Textauszug:
Das österreichische Magazin Profil veröffentlichte dieser Tage eine Liste von namhaften Investoren, die Schätzungen zufolge 150 Millionen Euro bei diesem Deal herausgeschlagen haben. Die Staatsanwalt München vermutet ein Insidergeschäft: Der inzwischen entlassene Vorstandsvorsitzende der Bayern LB, Werner Schmidt, habe absichtlich zu viel für die Anteile der Berlin-Gruppe an der Alpe Adria gezahlt. Und die Süddeutsche Zeitung berichtete, bereits am 31. Januar 2007 solle es in der Münchner Konzernzentrale der Bayern LB eine geheime Gesprächsrunde über den geplanten Verkauf gegeben haben, an der neben Werner Schmidt auch Wolfgang Kulterer, ein Vertrauter des verstorbenen Kärntner Landeshauptmanns Jörg Haider, und auch Tilo Berlin teilnahmen – ein bombensicheres Geschäft also. Auf Risiken lassen sich am Finanzmarkt ohnehin nur die Dummen ein – wie Erwin Huber, der sich »schockiert, enttäuscht und voller Wut« präsentierte. Das Ende vom Lied: Am 14. Dezember 2009 übernahm die Republik Österreich zum Preis von drei Euro den ganzen alpenländischen, von der Finanzkrise zerbröselten Kuddelmuddel. Und Bayern steht jetzt ärmer da.
Die CSU aber hat mehr verloren als Geld. Das allein wäre nicht so schlimm, das ist schon vorgekommen. Zuletzt zeigte sich der kurzzeitige Ministerpräsident Günther Beckstein nach dem gescheiterten Bau der Münchner Magnetschwebebahn schwer enttäuscht darüber, dass hoch bezahlte Vorstandschefs innerhalb von sechs Monaten frühere Kostenkalkulationen völlig über den Haufen werfen.
Was die CSU mit solchen irgendwie auch rührenden Aussagen vor allem eingebüßt hat, ist Nimbus, ist der Glaube an die ihr sogar vom politischen Gegner nie abgesprochene Fähigkeit, die Dinge im Griff zu haben bzw. sie wenigstens professionell unter den Teppich zu kehren. Was damit auf einer höheren Ebene in Frage steht, ist der Primat der Politik, verkörpert von der letzten Volkspartei jenseits der Zone.

Vorliegende Zeilen:
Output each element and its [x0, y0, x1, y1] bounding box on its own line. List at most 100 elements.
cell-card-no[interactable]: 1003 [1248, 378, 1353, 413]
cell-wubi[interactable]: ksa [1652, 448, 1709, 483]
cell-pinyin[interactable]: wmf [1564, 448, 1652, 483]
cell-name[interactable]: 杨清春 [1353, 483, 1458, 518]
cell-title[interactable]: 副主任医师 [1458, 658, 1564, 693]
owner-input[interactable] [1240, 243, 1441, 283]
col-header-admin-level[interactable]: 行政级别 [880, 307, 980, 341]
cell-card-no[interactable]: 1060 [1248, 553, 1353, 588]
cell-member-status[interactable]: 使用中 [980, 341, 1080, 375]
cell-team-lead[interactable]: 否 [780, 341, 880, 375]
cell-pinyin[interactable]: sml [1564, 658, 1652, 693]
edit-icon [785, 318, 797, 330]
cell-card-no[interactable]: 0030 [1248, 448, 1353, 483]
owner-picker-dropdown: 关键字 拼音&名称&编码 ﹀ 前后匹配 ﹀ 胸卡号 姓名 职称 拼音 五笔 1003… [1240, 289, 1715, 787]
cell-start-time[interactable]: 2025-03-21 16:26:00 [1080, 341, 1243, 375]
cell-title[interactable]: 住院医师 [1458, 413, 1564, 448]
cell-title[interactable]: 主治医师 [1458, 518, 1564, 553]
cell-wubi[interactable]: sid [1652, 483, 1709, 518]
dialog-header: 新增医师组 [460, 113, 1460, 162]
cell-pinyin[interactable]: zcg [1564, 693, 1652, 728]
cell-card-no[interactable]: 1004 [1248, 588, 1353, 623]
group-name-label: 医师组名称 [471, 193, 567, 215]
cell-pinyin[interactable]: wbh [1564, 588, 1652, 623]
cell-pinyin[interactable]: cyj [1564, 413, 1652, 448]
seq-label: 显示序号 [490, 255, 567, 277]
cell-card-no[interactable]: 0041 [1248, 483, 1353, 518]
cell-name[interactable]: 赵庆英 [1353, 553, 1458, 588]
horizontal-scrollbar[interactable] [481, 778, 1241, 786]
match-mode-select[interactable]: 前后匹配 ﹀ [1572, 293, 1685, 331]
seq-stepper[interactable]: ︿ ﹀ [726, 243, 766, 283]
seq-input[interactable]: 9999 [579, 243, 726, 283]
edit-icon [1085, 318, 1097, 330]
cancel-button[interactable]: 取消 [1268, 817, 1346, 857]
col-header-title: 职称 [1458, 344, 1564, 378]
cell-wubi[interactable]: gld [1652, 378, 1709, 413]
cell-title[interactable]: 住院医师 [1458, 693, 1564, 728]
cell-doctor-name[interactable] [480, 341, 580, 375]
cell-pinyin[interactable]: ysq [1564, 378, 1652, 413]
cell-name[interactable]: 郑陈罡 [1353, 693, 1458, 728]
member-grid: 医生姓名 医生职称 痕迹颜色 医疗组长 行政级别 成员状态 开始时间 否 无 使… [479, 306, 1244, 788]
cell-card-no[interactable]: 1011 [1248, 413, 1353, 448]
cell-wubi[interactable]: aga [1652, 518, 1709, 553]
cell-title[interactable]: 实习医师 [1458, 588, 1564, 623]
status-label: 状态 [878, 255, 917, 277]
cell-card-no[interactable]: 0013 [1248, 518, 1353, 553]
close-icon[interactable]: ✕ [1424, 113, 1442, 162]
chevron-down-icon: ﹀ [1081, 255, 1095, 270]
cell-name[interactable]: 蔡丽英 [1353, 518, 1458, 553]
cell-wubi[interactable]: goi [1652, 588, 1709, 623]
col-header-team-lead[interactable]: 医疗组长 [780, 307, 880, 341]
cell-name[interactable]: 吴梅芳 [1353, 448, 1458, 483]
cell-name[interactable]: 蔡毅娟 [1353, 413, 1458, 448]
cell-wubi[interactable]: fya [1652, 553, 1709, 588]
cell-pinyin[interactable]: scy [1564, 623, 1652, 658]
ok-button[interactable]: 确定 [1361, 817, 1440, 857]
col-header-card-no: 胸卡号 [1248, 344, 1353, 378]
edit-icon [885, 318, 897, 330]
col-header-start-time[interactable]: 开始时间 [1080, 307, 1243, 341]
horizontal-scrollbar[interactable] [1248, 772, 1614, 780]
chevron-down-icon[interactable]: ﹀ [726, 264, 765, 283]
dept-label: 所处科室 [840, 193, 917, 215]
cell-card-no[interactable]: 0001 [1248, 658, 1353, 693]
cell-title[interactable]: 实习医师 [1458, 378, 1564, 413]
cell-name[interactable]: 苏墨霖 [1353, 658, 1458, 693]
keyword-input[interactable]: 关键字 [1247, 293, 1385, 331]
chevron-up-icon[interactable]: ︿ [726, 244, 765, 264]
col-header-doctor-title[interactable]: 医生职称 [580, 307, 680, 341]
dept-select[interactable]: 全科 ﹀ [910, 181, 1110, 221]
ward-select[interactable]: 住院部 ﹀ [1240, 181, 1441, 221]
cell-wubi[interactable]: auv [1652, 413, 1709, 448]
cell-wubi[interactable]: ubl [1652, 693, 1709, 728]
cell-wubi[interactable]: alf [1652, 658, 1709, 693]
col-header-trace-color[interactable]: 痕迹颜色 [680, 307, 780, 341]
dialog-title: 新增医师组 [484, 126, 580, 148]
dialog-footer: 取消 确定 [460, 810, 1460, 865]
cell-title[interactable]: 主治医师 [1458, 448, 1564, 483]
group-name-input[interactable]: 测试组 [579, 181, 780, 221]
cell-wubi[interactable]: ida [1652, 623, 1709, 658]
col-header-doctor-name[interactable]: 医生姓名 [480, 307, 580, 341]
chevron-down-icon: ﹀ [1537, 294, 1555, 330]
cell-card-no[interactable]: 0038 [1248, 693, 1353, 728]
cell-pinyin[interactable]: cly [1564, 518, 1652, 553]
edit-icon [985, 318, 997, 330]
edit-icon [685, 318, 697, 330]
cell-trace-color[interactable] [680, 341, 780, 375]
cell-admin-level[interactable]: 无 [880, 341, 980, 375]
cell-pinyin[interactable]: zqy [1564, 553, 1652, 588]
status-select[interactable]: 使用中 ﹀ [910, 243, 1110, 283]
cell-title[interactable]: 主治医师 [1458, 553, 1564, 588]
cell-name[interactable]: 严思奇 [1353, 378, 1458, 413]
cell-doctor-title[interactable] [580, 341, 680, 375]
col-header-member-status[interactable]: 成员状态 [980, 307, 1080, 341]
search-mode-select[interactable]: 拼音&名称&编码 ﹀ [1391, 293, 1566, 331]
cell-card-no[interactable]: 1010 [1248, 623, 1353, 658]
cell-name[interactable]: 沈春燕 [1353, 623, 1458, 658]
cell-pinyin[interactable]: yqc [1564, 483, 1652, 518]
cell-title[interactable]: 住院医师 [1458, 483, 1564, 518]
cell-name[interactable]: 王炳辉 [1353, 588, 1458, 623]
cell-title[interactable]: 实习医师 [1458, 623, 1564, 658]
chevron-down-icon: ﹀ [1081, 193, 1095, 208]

Gestellte Aufgabe 1: Zu welchem Preis übernahm die Republik Österreich laut dem Textauszug über die Bayern LB am 14. Dezember 2009 das Ganze?
Gestellte Aufgabe 2: Nenne bitte alle Personen, die im Textauszug über die Bayern LB mit Namen genannt werden.
Gestellte Aufgabe 3: Führe den Textauszug über die Bayern LB nach seinem letzten Satz weiter.

Ergebnis 1: Zum Preis von drei Euro.

Ergebnis 2: Werner Schmidt, Wolfgang Kulterer, Jörg Haider, Tilo Berlin, Erwin Huber, Günther Beckstein

Ergebnis 3:
In der vorigen Woche wartete man in Kreuth ängstlich auf die Veröffentlichung einer Umfrage des Bayerischen Rundfunks am Mittwoch. Nicht nur anonyme Hinterbänkler munkelten von einem Schwinden in der Wählergunst, was Ergebnisse unter 40-Prozent zur Folge haben könnte. Dass bei Umfragen schließlich trotz des ruinösen Geschäfts und des Verdachts der Finanzierung u.a. von Haiders BZÖ noch immer 41 Prozent zusammenkamen, ist für niemanden ein Trost – außer für Horst Seehofer. Denn er, der genau weiß, dass die eigenen Funktionäre ihn mehrheitlich ablehnen, konnte das Ergebnis gerade noch so als Ausgangsbasis für einen Neubeginn verkaufen. Ganz so, wie Georg Seeßlen über Seehofer schrieb, dass wohl kein vernünftiger Mensch von ihm einen Gebrauchtwagen kaufen würde. »Aber es würde Spaß machen, ihm dabei zuzuschauen, wie er einen Schrotthaufen für einen Neuwagen anpreist.«

Seehofer weiß, dass er eine Figur des Übergangs ist, die aufräumen muss in einer vom Vorvorgänger Edmund Stoiber neoliberalisierten und demoralisierten Partei. Er hofft auf die Jugend, nicht weil die besser wäre, sondern weil sie einfach näher dran ist an einer sich zumindest in der nach wie vor boomenden Region München dramatisch verändernden Gesellschaft.
Die Agglomeration Erding bei München etwa, eine einzige sich krakenartig ausbreitende Bau­sünde, gilt als eine der »zukunftsträchtigsten Regionen Deutschlands« (Zeit), nicht zuletzt wegen des Zuzugs qualifizierter Personen aus dem Norden und dem Osten Deutschlands. Es sind Menschen, die Geld verdienen und sich ein Haus bauen wollen, konservative Leute, bürgerliche Wähler – aber eben nicht wie einst fast ausschließlich CSU-Junkies. Soweit sie politisch interessiert sind, schauen sie zur FDP, zu den freien Wählern oder zur ÖDP, auch zu den Grünen.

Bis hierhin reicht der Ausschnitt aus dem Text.